Begin INPUT MATERIAL
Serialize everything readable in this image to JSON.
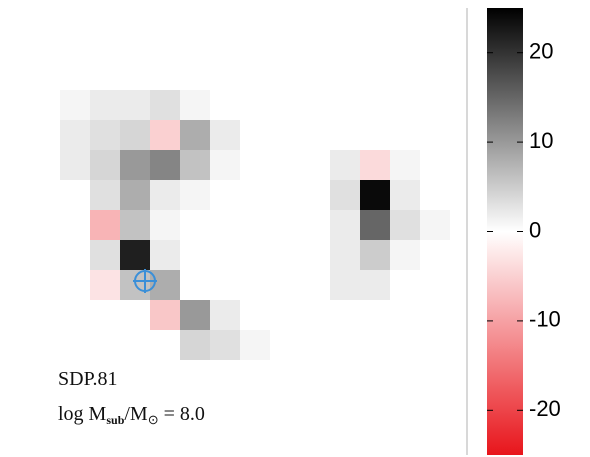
{
  "chart_data": {
    "type": "heatmap",
    "annotations": [
      "SDP.81"
    ],
    "label_parts": [
      "log M",
      "sub",
      "/M",
      "⊙",
      " = 8.0"
    ],
    "clim": [
      -25,
      25
    ],
    "cticks": [
      -20,
      -10,
      0,
      10,
      20
    ],
    "colormap": [
      "#e8151b",
      "#ffffff",
      "#000000"
    ],
    "marker_color": "#3a8fd8",
    "values": [
      [
        null,
        null,
        null,
        null,
        null,
        null,
        null,
        null,
        null,
        null,
        null,
        null,
        null,
        null,
        null
      ],
      [
        null,
        null,
        null,
        null,
        null,
        null,
        null,
        null,
        null,
        null,
        null,
        null,
        null,
        null,
        null
      ],
      [
        null,
        null,
        null,
        null,
        null,
        null,
        null,
        null,
        null,
        null,
        null,
        null,
        null,
        null,
        null
      ],
      [
        null,
        null,
        1,
        2,
        2,
        3,
        1,
        null,
        null,
        null,
        null,
        null,
        null,
        null,
        null
      ],
      [
        null,
        null,
        2,
        3,
        4,
        -5,
        8,
        2,
        null,
        null,
        null,
        null,
        null,
        null,
        null
      ],
      [
        null,
        null,
        2,
        4,
        10,
        12,
        6,
        1,
        null,
        null,
        null,
        2,
        -4,
        1,
        null
      ],
      [
        null,
        null,
        null,
        3,
        8,
        2,
        1,
        null,
        null,
        null,
        null,
        3,
        24,
        2,
        null
      ],
      [
        null,
        null,
        null,
        -8,
        6,
        1,
        null,
        null,
        null,
        null,
        null,
        2,
        15,
        3,
        1
      ],
      [
        null,
        null,
        null,
        3,
        22,
        2,
        null,
        null,
        null,
        null,
        null,
        2,
        5,
        1,
        null
      ],
      [
        null,
        null,
        null,
        -3,
        6,
        8,
        null,
        null,
        null,
        null,
        null,
        2,
        2,
        null,
        null
      ],
      [
        null,
        null,
        null,
        null,
        null,
        -6,
        10,
        2,
        null,
        null,
        null,
        null,
        null,
        null,
        null
      ],
      [
        null,
        null,
        null,
        null,
        null,
        null,
        4,
        3,
        1,
        null,
        null,
        null,
        null,
        null,
        null
      ],
      [
        null,
        null,
        null,
        null,
        null,
        null,
        null,
        null,
        null,
        null,
        null,
        null,
        null,
        null,
        null
      ],
      [
        null,
        null,
        null,
        null,
        null,
        null,
        null,
        null,
        null,
        null,
        null,
        null,
        null,
        null,
        null
      ],
      [
        null,
        null,
        null,
        null,
        null,
        null,
        null,
        null,
        null,
        null,
        null,
        null,
        null,
        null,
        null
      ]
    ]
  }
}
End INPUT MATERIAL
Omit each picture, then return all of the listing exactly as it stands.

## EXPECTED ANSWER
Serialize everything readable in this image to JSON.
{
  "chart_data": {
    "type": "heatmap",
    "annotations": [
      "SDP.81"
    ],
    "label_parts": [
      "log M",
      "sub",
      "/M",
      "⊙",
      " = 8.0"
    ],
    "clim": [
      -25,
      25
    ],
    "cticks": [
      -20,
      -10,
      0,
      10,
      20
    ],
    "colormap": [
      "#e8151b",
      "#ffffff",
      "#000000"
    ],
    "marker_color": "#3a8fd8",
    "values": [
      [
        null,
        null,
        null,
        null,
        null,
        null,
        null,
        null,
        null,
        null,
        null,
        null,
        null,
        null,
        null
      ],
      [
        null,
        null,
        null,
        null,
        null,
        null,
        null,
        null,
        null,
        null,
        null,
        null,
        null,
        null,
        null
      ],
      [
        null,
        null,
        null,
        null,
        null,
        null,
        null,
        null,
        null,
        null,
        null,
        null,
        null,
        null,
        null
      ],
      [
        null,
        null,
        1,
        2,
        2,
        3,
        1,
        null,
        null,
        null,
        null,
        null,
        null,
        null,
        null
      ],
      [
        null,
        null,
        2,
        3,
        4,
        -5,
        8,
        2,
        null,
        null,
        null,
        null,
        null,
        null,
        null
      ],
      [
        null,
        null,
        2,
        4,
        10,
        12,
        6,
        1,
        null,
        null,
        null,
        2,
        -4,
        1,
        null
      ],
      [
        null,
        null,
        null,
        3,
        8,
        2,
        1,
        null,
        null,
        null,
        null,
        3,
        24,
        2,
        null
      ],
      [
        null,
        null,
        null,
        -8,
        6,
        1,
        null,
        null,
        null,
        null,
        null,
        2,
        15,
        3,
        1
      ],
      [
        null,
        null,
        null,
        3,
        22,
        2,
        null,
        null,
        null,
        null,
        null,
        2,
        5,
        1,
        null
      ],
      [
        null,
        null,
        null,
        -3,
        6,
        8,
        null,
        null,
        null,
        null,
        null,
        2,
        2,
        null,
        null
      ],
      [
        null,
        null,
        null,
        null,
        null,
        -6,
        10,
        2,
        null,
        null,
        null,
        null,
        null,
        null,
        null
      ],
      [
        null,
        null,
        null,
        null,
        null,
        null,
        4,
        3,
        1,
        null,
        null,
        null,
        null,
        null,
        null
      ],
      [
        null,
        null,
        null,
        null,
        null,
        null,
        null,
        null,
        null,
        null,
        null,
        null,
        null,
        null,
        null
      ],
      [
        null,
        null,
        null,
        null,
        null,
        null,
        null,
        null,
        null,
        null,
        null,
        null,
        null,
        null,
        null
      ],
      [
        null,
        null,
        null,
        null,
        null,
        null,
        null,
        null,
        null,
        null,
        null,
        null,
        null,
        null,
        null
      ]
    ]
  }
}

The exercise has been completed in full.